= WHAT THE TASK REQUIRES =
Return each of the records below word for word, in the same order, but omit the pictures.

• • • •

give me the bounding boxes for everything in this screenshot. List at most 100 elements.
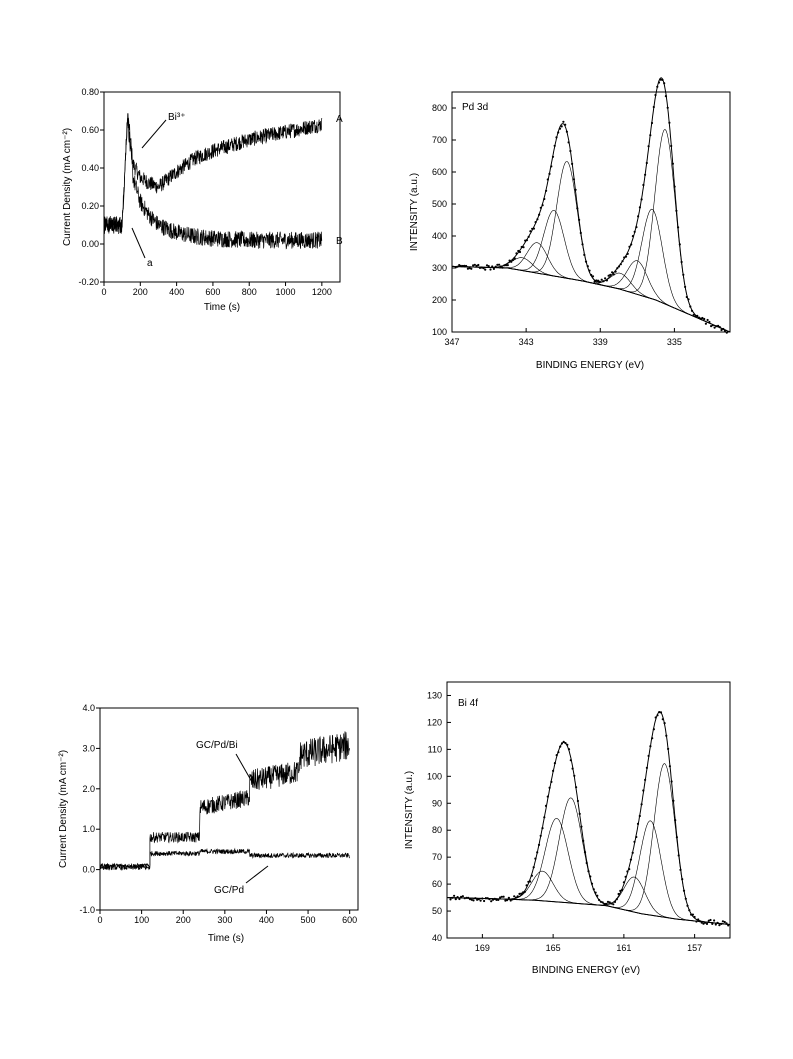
bi-data-point [552, 769, 555, 773]
bi-ytick-label: 120 [427, 717, 442, 727]
pd-data-point [663, 82, 666, 85]
ca-arrow-a [131, 227, 146, 259]
pd-data-point [586, 265, 589, 268]
pd-data-point [673, 185, 676, 188]
bi-data-point [626, 870, 629, 873]
steps-ylabel: Current Density (mA cm⁻²) [58, 750, 69, 868]
ca-xtick-label: 1000 [276, 287, 296, 297]
pd-ytick-label: 700 [432, 135, 447, 145]
bi-data-point [605, 902, 608, 905]
steps-xtick-label: 600 [342, 915, 357, 925]
pd-ytick-label: 100 [432, 327, 447, 337]
bi-data-point [682, 889, 686, 892]
pd-data-point [565, 130, 569, 133]
steps-arrow-pd [245, 865, 269, 884]
bi-data-point [670, 780, 673, 783]
ca-xtick-label: 600 [205, 287, 220, 297]
bi-data-point [580, 825, 583, 828]
bi-data-point [674, 819, 677, 822]
bi-data-point [587, 870, 590, 873]
pd-peak-component [452, 260, 731, 333]
bi-peak-component [447, 870, 730, 925]
bi-data-point [654, 716, 657, 719]
pd-data-point [529, 230, 532, 233]
bi-data-point [506, 899, 509, 902]
bi-data-point [481, 897, 484, 900]
pd-data-point [555, 136, 558, 139]
bi-peak-component [447, 763, 730, 925]
pd-data-point [685, 295, 688, 299]
pd-data-point [687, 298, 690, 301]
pd-data-point [517, 249, 520, 253]
bi-data-point [569, 759, 572, 762]
bi-data-point [635, 835, 638, 839]
pd-ytick-label: 500 [432, 199, 447, 209]
bi-ytick-label: 40 [432, 933, 442, 943]
ca-series-b [103, 113, 323, 250]
bi-data-point [603, 903, 606, 906]
bi-xtick-label: 161 [616, 943, 631, 953]
bi-ytick-label: 50 [432, 906, 442, 916]
pd-data-point [623, 256, 626, 259]
bi-data-point [500, 895, 503, 898]
bi-data-point [502, 895, 505, 898]
bi-data-point [562, 740, 565, 744]
bi-data-point [629, 858, 633, 861]
pd-data-point [571, 162, 574, 165]
bi-ylabel: INTENSITY (a.u.) [404, 771, 415, 849]
pd-data-point [550, 165, 553, 168]
pd-data-point [485, 264, 489, 267]
pd-data-point [699, 317, 702, 320]
bi-data-point [530, 874, 534, 877]
pd-data-point [697, 316, 701, 319]
bi-data-point [718, 924, 721, 927]
pd-data-point [713, 326, 716, 329]
pd-data-point [584, 260, 588, 263]
bi-data-point [525, 884, 528, 887]
bi-data-point [656, 714, 659, 717]
bi-data-point [592, 888, 595, 891]
bi-xlabel: BINDING ENERGY (eV) [532, 965, 640, 976]
bi-data-point [711, 922, 714, 926]
pd-data-point [576, 207, 579, 210]
pd-xtick-label: 343 [519, 337, 534, 347]
steps-series-gc-pd [99, 847, 350, 872]
pd-frame [451, 91, 731, 333]
steps-ytick-label: 4.0 [82, 703, 95, 713]
bi-data-point [727, 924, 730, 927]
pd-data-point [459, 264, 462, 267]
bi-data-point [472, 899, 475, 902]
pd-data-point [491, 265, 494, 268]
pd-data-point [593, 280, 596, 283]
bi-data-point [672, 799, 675, 802]
pd-data-point [496, 263, 499, 266]
pd-data-point [725, 331, 728, 334]
bi-data-point [559, 745, 562, 748]
bi-data-point [465, 896, 468, 899]
steps-annotation-bi: GC/Pd/Bi [196, 740, 238, 751]
pd-data-point [659, 78, 662, 81]
ca-xtick-label: 0 [101, 287, 106, 297]
bi-data-point [504, 899, 507, 902]
pd-data-point [624, 255, 628, 258]
bi-data-point [550, 780, 553, 784]
pd-data-point [612, 273, 615, 276]
pd-data-point [478, 266, 482, 269]
pd-data-point [508, 259, 511, 262]
pd-data-point [492, 267, 495, 270]
bi-data-point [589, 875, 592, 878]
pd-data-point [458, 264, 461, 267]
bi-data-point [488, 898, 491, 901]
pd-data-point [600, 278, 603, 281]
bi-frame [446, 681, 731, 939]
pd-data-point [710, 325, 713, 328]
bi-data-point [534, 857, 537, 860]
ca-ytick-label: 0.80 [81, 87, 99, 97]
bi-title: Bi 4f [458, 698, 478, 709]
bi-data-point [520, 892, 523, 895]
ca-ylabel: Current Density (mA cm⁻²) [62, 128, 73, 246]
pd-data-point [649, 134, 652, 137]
bi-data-point [537, 843, 541, 847]
bi-data-point [541, 827, 544, 830]
bi-xtick-label: 165 [546, 943, 561, 953]
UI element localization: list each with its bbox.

• • • •

= COMPLETED TASK =
give me the bounding boxes for everything in this screenshot. List at most 100 elements.
bi-data-point [552, 769, 555, 773]
bi-ytick-label: 120 [427, 717, 442, 727]
pd-data-point [663, 82, 666, 85]
ca-arrow-a [131, 227, 146, 259]
pd-data-point [586, 265, 589, 268]
pd-data-point [673, 185, 676, 188]
bi-data-point [626, 870, 629, 873]
steps-ylabel: Current Density (mA cm⁻²) [58, 750, 69, 868]
ca-xtick-label: 1000 [276, 287, 296, 297]
pd-ytick-label: 700 [432, 135, 447, 145]
bi-data-point [605, 902, 608, 905]
steps-xtick-label: 600 [342, 915, 357, 925]
pd-ytick-label: 100 [432, 327, 447, 337]
bi-data-point [682, 889, 686, 892]
pd-data-point [565, 130, 569, 133]
steps-arrow-pd [245, 865, 269, 884]
bi-data-point [670, 780, 673, 783]
ca-xtick-label: 600 [205, 287, 220, 297]
bi-data-point [580, 825, 583, 828]
bi-data-point [674, 819, 677, 822]
bi-data-point [587, 870, 590, 873]
pd-peak-component [452, 260, 731, 333]
bi-peak-component [447, 870, 730, 925]
bi-data-point [654, 716, 657, 719]
pd-data-point [529, 230, 532, 233]
bi-data-point [506, 899, 509, 902]
bi-data-point [481, 897, 484, 900]
pd-data-point [555, 136, 558, 139]
bi-peak-component [447, 763, 730, 925]
pd-data-point [685, 295, 688, 299]
pd-data-point [687, 298, 690, 301]
pd-data-point [517, 249, 520, 253]
bi-data-point [569, 759, 572, 762]
bi-data-point [635, 835, 638, 839]
pd-ytick-label: 500 [432, 199, 447, 209]
bi-ytick-label: 40 [432, 933, 442, 943]
ca-series-b [103, 113, 323, 250]
bi-data-point [603, 903, 606, 906]
bi-xtick-label: 161 [616, 943, 631, 953]
bi-ytick-label: 50 [432, 906, 442, 916]
pd-data-point [623, 256, 626, 259]
bi-data-point [500, 895, 503, 898]
bi-data-point [502, 895, 505, 898]
bi-data-point [562, 740, 565, 744]
bi-data-point [629, 858, 633, 861]
pd-data-point [571, 162, 574, 165]
bi-ylabel: INTENSITY (a.u.) [404, 771, 415, 849]
pd-data-point [550, 165, 553, 168]
pd-data-point [485, 264, 489, 267]
pd-data-point [699, 317, 702, 320]
bi-data-point [530, 874, 534, 877]
pd-data-point [697, 316, 701, 319]
bi-data-point [718, 924, 721, 927]
pd-data-point [713, 326, 716, 329]
pd-data-point [584, 260, 588, 263]
bi-data-point [525, 884, 528, 887]
bi-data-point [656, 714, 659, 717]
bi-data-point [592, 888, 595, 891]
bi-xlabel: BINDING ENERGY (eV) [532, 965, 640, 976]
bi-data-point [711, 922, 714, 926]
pd-data-point [576, 207, 579, 210]
pd-xtick-label: 343 [519, 337, 534, 347]
steps-series-gc-pd [99, 847, 350, 872]
pd-frame [451, 91, 731, 333]
steps-ytick-label: 4.0 [82, 703, 95, 713]
bi-data-point [727, 924, 730, 927]
pd-data-point [459, 264, 462, 267]
bi-data-point [472, 899, 475, 902]
pd-data-point [491, 265, 494, 268]
pd-data-point [593, 280, 596, 283]
bi-data-point [672, 799, 675, 802]
pd-data-point [496, 263, 499, 266]
pd-data-point [725, 331, 728, 334]
bi-data-point [559, 745, 562, 748]
bi-data-point [465, 896, 468, 899]
steps-annotation-bi: GC/Pd/Bi [196, 740, 238, 751]
pd-data-point [659, 78, 662, 81]
ca-xtick-label: 0 [101, 287, 106, 297]
bi-data-point [504, 899, 507, 902]
pd-data-point [624, 255, 628, 258]
bi-data-point [550, 780, 553, 784]
pd-data-point [612, 273, 615, 276]
pd-data-point [478, 266, 482, 269]
pd-data-point [508, 259, 511, 262]
pd-data-point [492, 267, 495, 270]
bi-data-point [589, 875, 592, 878]
pd-data-point [458, 264, 461, 267]
bi-data-point [488, 898, 491, 901]
pd-data-point [600, 278, 603, 281]
bi-frame [446, 681, 731, 939]
pd-data-point [710, 325, 713, 328]
bi-data-point [534, 857, 537, 860]
ca-ytick-label: 0.80 [81, 87, 99, 97]
bi-title: Bi 4f [458, 698, 478, 709]
bi-data-point [520, 892, 523, 895]
ca-ylabel: Current Density (mA cm⁻²) [62, 128, 73, 246]
pd-data-point [649, 134, 652, 137]
bi-data-point [537, 843, 541, 847]
bi-data-point [541, 827, 544, 830]
bi-xtick-label: 165 [546, 943, 561, 953]
UI element localization: list each with its bbox.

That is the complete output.